Repeat every entry in the listing below, exactly.

* START Data shown *

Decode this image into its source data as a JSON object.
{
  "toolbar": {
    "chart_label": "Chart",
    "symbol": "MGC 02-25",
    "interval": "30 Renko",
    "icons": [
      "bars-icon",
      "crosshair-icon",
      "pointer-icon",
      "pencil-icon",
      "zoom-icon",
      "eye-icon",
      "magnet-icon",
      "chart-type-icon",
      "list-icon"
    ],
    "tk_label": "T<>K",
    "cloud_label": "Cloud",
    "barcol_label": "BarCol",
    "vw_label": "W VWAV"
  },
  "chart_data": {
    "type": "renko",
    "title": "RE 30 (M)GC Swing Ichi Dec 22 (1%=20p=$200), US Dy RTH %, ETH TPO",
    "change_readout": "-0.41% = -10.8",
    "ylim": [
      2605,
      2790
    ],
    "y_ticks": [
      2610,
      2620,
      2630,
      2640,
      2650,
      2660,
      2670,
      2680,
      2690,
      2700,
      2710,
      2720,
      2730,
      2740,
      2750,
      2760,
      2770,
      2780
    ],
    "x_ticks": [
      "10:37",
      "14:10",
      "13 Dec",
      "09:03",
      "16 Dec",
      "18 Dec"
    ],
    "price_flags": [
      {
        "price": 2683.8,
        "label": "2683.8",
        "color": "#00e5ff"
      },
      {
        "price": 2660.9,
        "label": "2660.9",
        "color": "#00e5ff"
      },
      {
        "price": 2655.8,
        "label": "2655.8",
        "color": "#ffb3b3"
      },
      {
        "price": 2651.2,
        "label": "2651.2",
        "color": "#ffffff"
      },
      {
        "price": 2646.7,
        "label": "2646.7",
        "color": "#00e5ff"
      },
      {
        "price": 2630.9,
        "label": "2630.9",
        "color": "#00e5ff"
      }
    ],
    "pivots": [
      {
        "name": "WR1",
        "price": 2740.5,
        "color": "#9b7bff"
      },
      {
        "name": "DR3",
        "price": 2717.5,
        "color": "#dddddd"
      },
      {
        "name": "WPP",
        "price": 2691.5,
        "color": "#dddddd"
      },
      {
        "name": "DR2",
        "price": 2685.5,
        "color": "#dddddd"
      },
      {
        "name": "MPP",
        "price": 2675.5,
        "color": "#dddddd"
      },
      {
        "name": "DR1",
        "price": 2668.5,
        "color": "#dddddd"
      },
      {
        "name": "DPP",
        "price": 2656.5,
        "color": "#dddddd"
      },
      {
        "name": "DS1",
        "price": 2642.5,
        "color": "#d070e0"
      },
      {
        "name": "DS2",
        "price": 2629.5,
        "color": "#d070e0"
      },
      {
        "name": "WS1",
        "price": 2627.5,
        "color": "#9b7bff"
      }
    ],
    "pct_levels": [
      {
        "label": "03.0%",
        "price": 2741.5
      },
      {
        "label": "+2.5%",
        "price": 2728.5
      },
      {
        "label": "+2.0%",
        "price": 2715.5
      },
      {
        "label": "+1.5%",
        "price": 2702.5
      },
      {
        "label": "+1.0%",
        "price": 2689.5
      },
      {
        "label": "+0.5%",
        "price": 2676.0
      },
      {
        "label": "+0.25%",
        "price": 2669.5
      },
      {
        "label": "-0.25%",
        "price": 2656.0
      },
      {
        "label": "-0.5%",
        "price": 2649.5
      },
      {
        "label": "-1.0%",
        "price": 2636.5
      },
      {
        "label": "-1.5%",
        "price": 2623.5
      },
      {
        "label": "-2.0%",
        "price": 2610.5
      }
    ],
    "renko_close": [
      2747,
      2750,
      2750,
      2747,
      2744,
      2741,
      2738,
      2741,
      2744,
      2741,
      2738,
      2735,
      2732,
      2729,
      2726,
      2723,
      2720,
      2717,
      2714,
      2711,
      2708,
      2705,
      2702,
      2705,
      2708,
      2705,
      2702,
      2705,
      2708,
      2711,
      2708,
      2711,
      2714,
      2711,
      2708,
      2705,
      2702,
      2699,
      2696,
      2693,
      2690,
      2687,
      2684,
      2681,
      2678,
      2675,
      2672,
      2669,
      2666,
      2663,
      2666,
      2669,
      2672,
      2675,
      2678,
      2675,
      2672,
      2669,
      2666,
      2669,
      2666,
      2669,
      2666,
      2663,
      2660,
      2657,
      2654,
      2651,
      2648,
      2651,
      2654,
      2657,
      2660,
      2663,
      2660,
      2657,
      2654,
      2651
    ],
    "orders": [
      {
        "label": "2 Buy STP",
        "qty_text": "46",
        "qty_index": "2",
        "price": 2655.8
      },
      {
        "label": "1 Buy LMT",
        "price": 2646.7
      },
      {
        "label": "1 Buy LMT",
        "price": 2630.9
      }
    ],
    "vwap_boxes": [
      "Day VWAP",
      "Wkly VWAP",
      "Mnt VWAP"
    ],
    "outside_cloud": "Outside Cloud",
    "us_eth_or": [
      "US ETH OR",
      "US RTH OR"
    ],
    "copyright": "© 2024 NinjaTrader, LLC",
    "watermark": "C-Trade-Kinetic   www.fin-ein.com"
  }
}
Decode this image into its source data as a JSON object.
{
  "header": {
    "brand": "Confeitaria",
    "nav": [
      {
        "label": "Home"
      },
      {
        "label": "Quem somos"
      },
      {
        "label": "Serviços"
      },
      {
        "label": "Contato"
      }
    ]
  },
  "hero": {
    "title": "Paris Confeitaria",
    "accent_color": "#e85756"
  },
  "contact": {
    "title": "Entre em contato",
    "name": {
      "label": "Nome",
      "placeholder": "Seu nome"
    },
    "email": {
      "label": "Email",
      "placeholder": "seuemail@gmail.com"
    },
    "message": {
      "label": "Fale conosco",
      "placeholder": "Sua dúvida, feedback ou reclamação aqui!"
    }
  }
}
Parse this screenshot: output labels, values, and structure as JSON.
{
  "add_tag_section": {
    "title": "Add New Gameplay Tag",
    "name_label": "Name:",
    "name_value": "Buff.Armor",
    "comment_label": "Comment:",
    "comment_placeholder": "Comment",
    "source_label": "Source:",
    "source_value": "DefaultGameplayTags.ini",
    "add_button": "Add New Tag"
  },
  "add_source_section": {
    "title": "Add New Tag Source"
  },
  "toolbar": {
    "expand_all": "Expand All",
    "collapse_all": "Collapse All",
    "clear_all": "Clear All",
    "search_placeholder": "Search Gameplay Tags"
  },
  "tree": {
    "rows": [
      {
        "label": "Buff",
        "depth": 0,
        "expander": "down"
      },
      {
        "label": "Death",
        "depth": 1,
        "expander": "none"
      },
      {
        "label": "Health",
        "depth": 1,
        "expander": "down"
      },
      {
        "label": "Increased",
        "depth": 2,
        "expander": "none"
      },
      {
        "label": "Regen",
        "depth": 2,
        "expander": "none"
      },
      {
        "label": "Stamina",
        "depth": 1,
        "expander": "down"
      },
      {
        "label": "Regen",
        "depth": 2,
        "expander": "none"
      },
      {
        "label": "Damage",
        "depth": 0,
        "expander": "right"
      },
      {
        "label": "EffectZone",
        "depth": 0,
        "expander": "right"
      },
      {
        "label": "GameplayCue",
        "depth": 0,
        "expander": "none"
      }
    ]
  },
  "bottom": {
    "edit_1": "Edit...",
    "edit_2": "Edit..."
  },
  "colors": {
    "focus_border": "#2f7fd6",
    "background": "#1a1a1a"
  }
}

* END Data shown *

# Result of this task
Decode this image into its source data as a JSON object.
{
  "toolbar": {
    "chart_label": "Chart",
    "symbol": "MGC 02-25",
    "interval": "30 Renko",
    "icons": [
      "bars-icon",
      "crosshair-icon",
      "pointer-icon",
      "pencil-icon",
      "zoom-icon",
      "eye-icon",
      "magnet-icon",
      "chart-type-icon",
      "list-icon"
    ],
    "tk_label": "T<>K",
    "cloud_label": "Cloud",
    "barcol_label": "BarCol",
    "vw_label": "W VWAV"
  },
  "chart_data": {
    "type": "renko",
    "title": "RE 30 (M)GC Swing Ichi Dec 22 (1%=20p=$200), US Dy RTH %, ETH TPO",
    "change_readout": "-0.41% = -10.8",
    "ylim": [
      2605,
      2790
    ],
    "y_ticks": [
      2610,
      2620,
      2630,
      2640,
      2650,
      2660,
      2670,
      2680,
      2690,
      2700,
      2710,
      2720,
      2730,
      2740,
      2750,
      2760,
      2770,
      2780
    ],
    "x_ticks": [
      "10:37",
      "14:10",
      "13 Dec",
      "09:03",
      "16 Dec",
      "18 Dec"
    ],
    "price_flags": [
      {
        "price": 2683.8,
        "label": "2683.8",
        "color": "#00e5ff"
      },
      {
        "price": 2660.9,
        "label": "2660.9",
        "color": "#00e5ff"
      },
      {
        "price": 2655.8,
        "label": "2655.8",
        "color": "#ffb3b3"
      },
      {
        "price": 2651.2,
        "label": "2651.2",
        "color": "#ffffff"
      },
      {
        "price": 2646.7,
        "label": "2646.7",
        "color": "#00e5ff"
      },
      {
        "price": 2630.9,
        "label": "2630.9",
        "color": "#00e5ff"
      }
    ],
    "pivots": [
      {
        "name": "WR1",
        "price": 2740.5,
        "color": "#9b7bff"
      },
      {
        "name": "DR3",
        "price": 2717.5,
        "color": "#dddddd"
      },
      {
        "name": "WPP",
        "price": 2691.5,
        "color": "#dddddd"
      },
      {
        "name": "DR2",
        "price": 2685.5,
        "color": "#dddddd"
      },
      {
        "name": "MPP",
        "price": 2675.5,
        "color": "#dddddd"
      },
      {
        "name": "DR1",
        "price": 2668.5,
        "color": "#dddddd"
      },
      {
        "name": "DPP",
        "price": 2656.5,
        "color": "#dddddd"
      },
      {
        "name": "DS1",
        "price": 2642.5,
        "color": "#d070e0"
      },
      {
        "name": "DS2",
        "price": 2629.5,
        "color": "#d070e0"
      },
      {
        "name": "WS1",
        "price": 2627.5,
        "color": "#9b7bff"
      }
    ],
    "pct_levels": [
      {
        "label": "03.0%",
        "price": 2741.5
      },
      {
        "label": "+2.5%",
        "price": 2728.5
      },
      {
        "label": "+2.0%",
        "price": 2715.5
      },
      {
        "label": "+1.5%",
        "price": 2702.5
      },
      {
        "label": "+1.0%",
        "price": 2689.5
      },
      {
        "label": "+0.5%",
        "price": 2676.0
      },
      {
        "label": "+0.25%",
        "price": 2669.5
      },
      {
        "label": "-0.25%",
        "price": 2656.0
      },
      {
        "label": "-0.5%",
        "price": 2649.5
      },
      {
        "label": "-1.0%",
        "price": 2636.5
      },
      {
        "label": "-1.5%",
        "price": 2623.5
      },
      {
        "label": "-2.0%",
        "price": 2610.5
      }
    ],
    "renko_close": [
      2747,
      2750,
      2750,
      2747,
      2744,
      2741,
      2738,
      2741,
      2744,
      2741,
      2738,
      2735,
      2732,
      2729,
      2726,
      2723,
      2720,
      2717,
      2714,
      2711,
      2708,
      2705,
      2702,
      2705,
      2708,
      2705,
      2702,
      2705,
      2708,
      2711,
      2708,
      2711,
      2714,
      2711,
      2708,
      2705,
      2702,
      2699,
      2696,
      2693,
      2690,
      2687,
      2684,
      2681,
      2678,
      2675,
      2672,
      2669,
      2666,
      2663,
      2666,
      2669,
      2672,
      2675,
      2678,
      2675,
      2672,
      2669,
      2666,
      2669,
      2666,
      2669,
      2666,
      2663,
      2660,
      2657,
      2654,
      2651,
      2648,
      2651,
      2654,
      2657,
      2660,
      2663,
      2660,
      2657,
      2654,
      2651
    ],
    "orders": [
      {
        "label": "2 Buy STP",
        "qty_text": "46",
        "qty_index": "2",
        "price": 2655.8
      },
      {
        "label": "1 Buy LMT",
        "price": 2646.7
      },
      {
        "label": "1 Buy LMT",
        "price": 2630.9
      }
    ],
    "vwap_boxes": [
      "Day VWAP",
      "Wkly VWAP",
      "Mnt VWAP"
    ],
    "outside_cloud": "Outside Cloud",
    "us_eth_or": [
      "US ETH OR",
      "US RTH OR"
    ],
    "copyright": "© 2024 NinjaTrader, LLC",
    "watermark": "C-Trade-Kinetic   www.fin-ein.com"
  }
}
Decode this image into its source data as a JSON object.
{
  "header": {
    "brand": "Confeitaria",
    "nav": [
      {
        "label": "Home"
      },
      {
        "label": "Quem somos"
      },
      {
        "label": "Serviços"
      },
      {
        "label": "Contato"
      }
    ]
  },
  "hero": {
    "title": "Paris Confeitaria",
    "accent_color": "#e85756"
  },
  "contact": {
    "title": "Entre em contato",
    "name": {
      "label": "Nome",
      "placeholder": "Seu nome"
    },
    "email": {
      "label": "Email",
      "placeholder": "seuemail@gmail.com"
    },
    "message": {
      "label": "Fale conosco",
      "placeholder": "Sua dúvida, feedback ou reclamação aqui!"
    }
  }
}
Parse this screenshot: output labels, values, and structure as JSON.
{
  "add_tag_section": {
    "title": "Add New Gameplay Tag",
    "name_label": "Name:",
    "name_value": "Buff.Armor",
    "comment_label": "Comment:",
    "comment_placeholder": "Comment",
    "source_label": "Source:",
    "source_value": "DefaultGameplayTags.ini",
    "add_button": "Add New Tag"
  },
  "add_source_section": {
    "title": "Add New Tag Source"
  },
  "toolbar": {
    "expand_all": "Expand All",
    "collapse_all": "Collapse All",
    "clear_all": "Clear All",
    "search_placeholder": "Search Gameplay Tags"
  },
  "tree": {
    "rows": [
      {
        "label": "Buff",
        "depth": 0,
        "expander": "down"
      },
      {
        "label": "Death",
        "depth": 1,
        "expander": "none"
      },
      {
        "label": "Health",
        "depth": 1,
        "expander": "down"
      },
      {
        "label": "Increased",
        "depth": 2,
        "expander": "none"
      },
      {
        "label": "Regen",
        "depth": 2,
        "expander": "none"
      },
      {
        "label": "Stamina",
        "depth": 1,
        "expander": "down"
      },
      {
        "label": "Regen",
        "depth": 2,
        "expander": "none"
      },
      {
        "label": "Damage",
        "depth": 0,
        "expander": "right"
      },
      {
        "label": "EffectZone",
        "depth": 0,
        "expander": "right"
      },
      {
        "label": "GameplayCue",
        "depth": 0,
        "expander": "none"
      }
    ]
  },
  "bottom": {
    "edit_1": "Edit...",
    "edit_2": "Edit..."
  },
  "colors": {
    "focus_border": "#2f7fd6",
    "background": "#1a1a1a"
  }
}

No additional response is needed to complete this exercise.